Records that describe figures:
----
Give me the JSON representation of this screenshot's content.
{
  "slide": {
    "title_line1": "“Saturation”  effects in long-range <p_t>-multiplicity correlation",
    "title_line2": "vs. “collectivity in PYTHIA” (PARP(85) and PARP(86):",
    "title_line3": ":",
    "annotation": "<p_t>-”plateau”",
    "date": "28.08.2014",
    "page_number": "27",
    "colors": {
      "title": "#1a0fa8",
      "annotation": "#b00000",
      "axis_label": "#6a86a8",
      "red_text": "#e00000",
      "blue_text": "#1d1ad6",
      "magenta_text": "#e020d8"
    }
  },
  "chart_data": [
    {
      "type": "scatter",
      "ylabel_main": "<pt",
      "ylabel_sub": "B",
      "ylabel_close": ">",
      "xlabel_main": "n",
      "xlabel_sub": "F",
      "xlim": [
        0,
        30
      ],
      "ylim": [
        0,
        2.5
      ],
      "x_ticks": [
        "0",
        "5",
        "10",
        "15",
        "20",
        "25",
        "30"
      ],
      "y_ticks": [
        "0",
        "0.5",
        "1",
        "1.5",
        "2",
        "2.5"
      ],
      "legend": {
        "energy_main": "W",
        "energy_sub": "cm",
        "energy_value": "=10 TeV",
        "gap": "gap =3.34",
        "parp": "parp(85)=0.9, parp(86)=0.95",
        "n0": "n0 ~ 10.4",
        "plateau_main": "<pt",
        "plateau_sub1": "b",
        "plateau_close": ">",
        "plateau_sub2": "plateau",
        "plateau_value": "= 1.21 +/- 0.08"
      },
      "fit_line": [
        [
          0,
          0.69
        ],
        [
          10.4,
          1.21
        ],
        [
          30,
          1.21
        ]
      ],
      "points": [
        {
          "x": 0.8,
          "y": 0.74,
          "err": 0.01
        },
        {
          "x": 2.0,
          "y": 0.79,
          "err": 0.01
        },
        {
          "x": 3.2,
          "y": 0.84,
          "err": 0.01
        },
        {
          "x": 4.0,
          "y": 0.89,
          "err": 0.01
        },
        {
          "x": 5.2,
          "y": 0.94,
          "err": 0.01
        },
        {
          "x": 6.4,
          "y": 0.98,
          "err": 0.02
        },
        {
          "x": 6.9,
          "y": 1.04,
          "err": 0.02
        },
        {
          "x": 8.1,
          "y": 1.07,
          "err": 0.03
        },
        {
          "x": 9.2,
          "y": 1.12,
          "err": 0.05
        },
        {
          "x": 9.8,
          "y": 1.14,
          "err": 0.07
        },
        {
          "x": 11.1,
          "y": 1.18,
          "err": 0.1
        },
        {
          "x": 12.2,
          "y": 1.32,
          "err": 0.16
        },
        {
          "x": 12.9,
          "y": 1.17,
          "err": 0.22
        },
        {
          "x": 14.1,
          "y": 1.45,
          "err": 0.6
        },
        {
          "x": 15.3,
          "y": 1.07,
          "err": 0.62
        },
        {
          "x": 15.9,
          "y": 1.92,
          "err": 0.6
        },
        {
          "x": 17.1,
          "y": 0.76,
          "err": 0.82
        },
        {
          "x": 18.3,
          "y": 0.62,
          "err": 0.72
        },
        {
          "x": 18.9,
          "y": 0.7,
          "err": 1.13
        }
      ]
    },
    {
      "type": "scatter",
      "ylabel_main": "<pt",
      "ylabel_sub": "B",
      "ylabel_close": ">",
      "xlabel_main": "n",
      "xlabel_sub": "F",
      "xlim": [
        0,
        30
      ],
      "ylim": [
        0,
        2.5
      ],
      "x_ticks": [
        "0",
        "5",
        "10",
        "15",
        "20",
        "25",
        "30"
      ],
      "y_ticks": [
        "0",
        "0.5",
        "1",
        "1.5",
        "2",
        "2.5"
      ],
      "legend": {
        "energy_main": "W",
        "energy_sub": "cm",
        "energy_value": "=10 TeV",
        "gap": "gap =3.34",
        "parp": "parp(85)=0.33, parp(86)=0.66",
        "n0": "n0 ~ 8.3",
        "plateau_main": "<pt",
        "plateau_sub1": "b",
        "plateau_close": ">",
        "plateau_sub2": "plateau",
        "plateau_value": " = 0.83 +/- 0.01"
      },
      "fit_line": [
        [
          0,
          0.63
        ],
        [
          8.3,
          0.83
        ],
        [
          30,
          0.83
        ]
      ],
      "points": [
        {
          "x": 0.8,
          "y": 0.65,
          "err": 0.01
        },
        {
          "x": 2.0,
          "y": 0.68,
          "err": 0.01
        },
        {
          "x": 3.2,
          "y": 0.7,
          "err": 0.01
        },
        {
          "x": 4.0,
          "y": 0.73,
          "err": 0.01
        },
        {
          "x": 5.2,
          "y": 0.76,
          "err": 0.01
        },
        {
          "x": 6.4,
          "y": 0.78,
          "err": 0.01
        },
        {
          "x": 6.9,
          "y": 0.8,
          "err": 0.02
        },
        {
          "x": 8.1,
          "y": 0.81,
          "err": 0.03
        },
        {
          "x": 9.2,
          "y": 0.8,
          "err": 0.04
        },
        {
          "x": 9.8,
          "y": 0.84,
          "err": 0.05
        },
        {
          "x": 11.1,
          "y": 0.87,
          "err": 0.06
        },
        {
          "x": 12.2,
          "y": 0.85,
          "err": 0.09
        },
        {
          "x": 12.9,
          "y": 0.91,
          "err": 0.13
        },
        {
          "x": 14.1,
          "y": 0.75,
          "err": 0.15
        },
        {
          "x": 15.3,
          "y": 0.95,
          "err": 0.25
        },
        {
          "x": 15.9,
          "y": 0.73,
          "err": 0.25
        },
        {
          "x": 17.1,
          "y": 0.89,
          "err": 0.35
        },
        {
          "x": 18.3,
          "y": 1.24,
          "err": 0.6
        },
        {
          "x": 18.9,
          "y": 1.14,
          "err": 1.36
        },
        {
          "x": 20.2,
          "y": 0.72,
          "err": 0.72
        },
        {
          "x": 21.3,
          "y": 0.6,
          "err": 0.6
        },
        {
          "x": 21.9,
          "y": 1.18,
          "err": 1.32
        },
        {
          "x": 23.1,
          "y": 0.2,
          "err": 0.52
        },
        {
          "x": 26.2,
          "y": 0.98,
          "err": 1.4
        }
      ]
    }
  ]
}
----
Without leaving anything out, quote all the data.

__Expected answer__
Give me the JSON representation of this screenshot's content.
{
  "slide": {
    "title_line1": "“Saturation”  effects in long-range <p_t>-multiplicity correlation",
    "title_line2": "vs. “collectivity in PYTHIA” (PARP(85) and PARP(86):",
    "title_line3": ":",
    "annotation": "<p_t>-”plateau”",
    "date": "28.08.2014",
    "page_number": "27",
    "colors": {
      "title": "#1a0fa8",
      "annotation": "#b00000",
      "axis_label": "#6a86a8",
      "red_text": "#e00000",
      "blue_text": "#1d1ad6",
      "magenta_text": "#e020d8"
    }
  },
  "chart_data": [
    {
      "type": "scatter",
      "ylabel_main": "<pt",
      "ylabel_sub": "B",
      "ylabel_close": ">",
      "xlabel_main": "n",
      "xlabel_sub": "F",
      "xlim": [
        0,
        30
      ],
      "ylim": [
        0,
        2.5
      ],
      "x_ticks": [
        "0",
        "5",
        "10",
        "15",
        "20",
        "25",
        "30"
      ],
      "y_ticks": [
        "0",
        "0.5",
        "1",
        "1.5",
        "2",
        "2.5"
      ],
      "legend": {
        "energy_main": "W",
        "energy_sub": "cm",
        "energy_value": "=10 TeV",
        "gap": "gap =3.34",
        "parp": "parp(85)=0.9, parp(86)=0.95",
        "n0": "n0 ~ 10.4",
        "plateau_main": "<pt",
        "plateau_sub1": "b",
        "plateau_close": ">",
        "plateau_sub2": "plateau",
        "plateau_value": "= 1.21 +/- 0.08"
      },
      "fit_line": [
        [
          0,
          0.69
        ],
        [
          10.4,
          1.21
        ],
        [
          30,
          1.21
        ]
      ],
      "points": [
        {
          "x": 0.8,
          "y": 0.74,
          "err": 0.01
        },
        {
          "x": 2.0,
          "y": 0.79,
          "err": 0.01
        },
        {
          "x": 3.2,
          "y": 0.84,
          "err": 0.01
        },
        {
          "x": 4.0,
          "y": 0.89,
          "err": 0.01
        },
        {
          "x": 5.2,
          "y": 0.94,
          "err": 0.01
        },
        {
          "x": 6.4,
          "y": 0.98,
          "err": 0.02
        },
        {
          "x": 6.9,
          "y": 1.04,
          "err": 0.02
        },
        {
          "x": 8.1,
          "y": 1.07,
          "err": 0.03
        },
        {
          "x": 9.2,
          "y": 1.12,
          "err": 0.05
        },
        {
          "x": 9.8,
          "y": 1.14,
          "err": 0.07
        },
        {
          "x": 11.1,
          "y": 1.18,
          "err": 0.1
        },
        {
          "x": 12.2,
          "y": 1.32,
          "err": 0.16
        },
        {
          "x": 12.9,
          "y": 1.17,
          "err": 0.22
        },
        {
          "x": 14.1,
          "y": 1.45,
          "err": 0.6
        },
        {
          "x": 15.3,
          "y": 1.07,
          "err": 0.62
        },
        {
          "x": 15.9,
          "y": 1.92,
          "err": 0.6
        },
        {
          "x": 17.1,
          "y": 0.76,
          "err": 0.82
        },
        {
          "x": 18.3,
          "y": 0.62,
          "err": 0.72
        },
        {
          "x": 18.9,
          "y": 0.7,
          "err": 1.13
        }
      ]
    },
    {
      "type": "scatter",
      "ylabel_main": "<pt",
      "ylabel_sub": "B",
      "ylabel_close": ">",
      "xlabel_main": "n",
      "xlabel_sub": "F",
      "xlim": [
        0,
        30
      ],
      "ylim": [
        0,
        2.5
      ],
      "x_ticks": [
        "0",
        "5",
        "10",
        "15",
        "20",
        "25",
        "30"
      ],
      "y_ticks": [
        "0",
        "0.5",
        "1",
        "1.5",
        "2",
        "2.5"
      ],
      "legend": {
        "energy_main": "W",
        "energy_sub": "cm",
        "energy_value": "=10 TeV",
        "gap": "gap =3.34",
        "parp": "parp(85)=0.33, parp(86)=0.66",
        "n0": "n0 ~ 8.3",
        "plateau_main": "<pt",
        "plateau_sub1": "b",
        "plateau_close": ">",
        "plateau_sub2": "plateau",
        "plateau_value": " = 0.83 +/- 0.01"
      },
      "fit_line": [
        [
          0,
          0.63
        ],
        [
          8.3,
          0.83
        ],
        [
          30,
          0.83
        ]
      ],
      "points": [
        {
          "x": 0.8,
          "y": 0.65,
          "err": 0.01
        },
        {
          "x": 2.0,
          "y": 0.68,
          "err": 0.01
        },
        {
          "x": 3.2,
          "y": 0.7,
          "err": 0.01
        },
        {
          "x": 4.0,
          "y": 0.73,
          "err": 0.01
        },
        {
          "x": 5.2,
          "y": 0.76,
          "err": 0.01
        },
        {
          "x": 6.4,
          "y": 0.78,
          "err": 0.01
        },
        {
          "x": 6.9,
          "y": 0.8,
          "err": 0.02
        },
        {
          "x": 8.1,
          "y": 0.81,
          "err": 0.03
        },
        {
          "x": 9.2,
          "y": 0.8,
          "err": 0.04
        },
        {
          "x": 9.8,
          "y": 0.84,
          "err": 0.05
        },
        {
          "x": 11.1,
          "y": 0.87,
          "err": 0.06
        },
        {
          "x": 12.2,
          "y": 0.85,
          "err": 0.09
        },
        {
          "x": 12.9,
          "y": 0.91,
          "err": 0.13
        },
        {
          "x": 14.1,
          "y": 0.75,
          "err": 0.15
        },
        {
          "x": 15.3,
          "y": 0.95,
          "err": 0.25
        },
        {
          "x": 15.9,
          "y": 0.73,
          "err": 0.25
        },
        {
          "x": 17.1,
          "y": 0.89,
          "err": 0.35
        },
        {
          "x": 18.3,
          "y": 1.24,
          "err": 0.6
        },
        {
          "x": 18.9,
          "y": 1.14,
          "err": 1.36
        },
        {
          "x": 20.2,
          "y": 0.72,
          "err": 0.72
        },
        {
          "x": 21.3,
          "y": 0.6,
          "err": 0.6
        },
        {
          "x": 21.9,
          "y": 1.18,
          "err": 1.32
        },
        {
          "x": 23.1,
          "y": 0.2,
          "err": 0.52
        },
        {
          "x": 26.2,
          "y": 0.98,
          "err": 1.4
        }
      ]
    }
  ]
}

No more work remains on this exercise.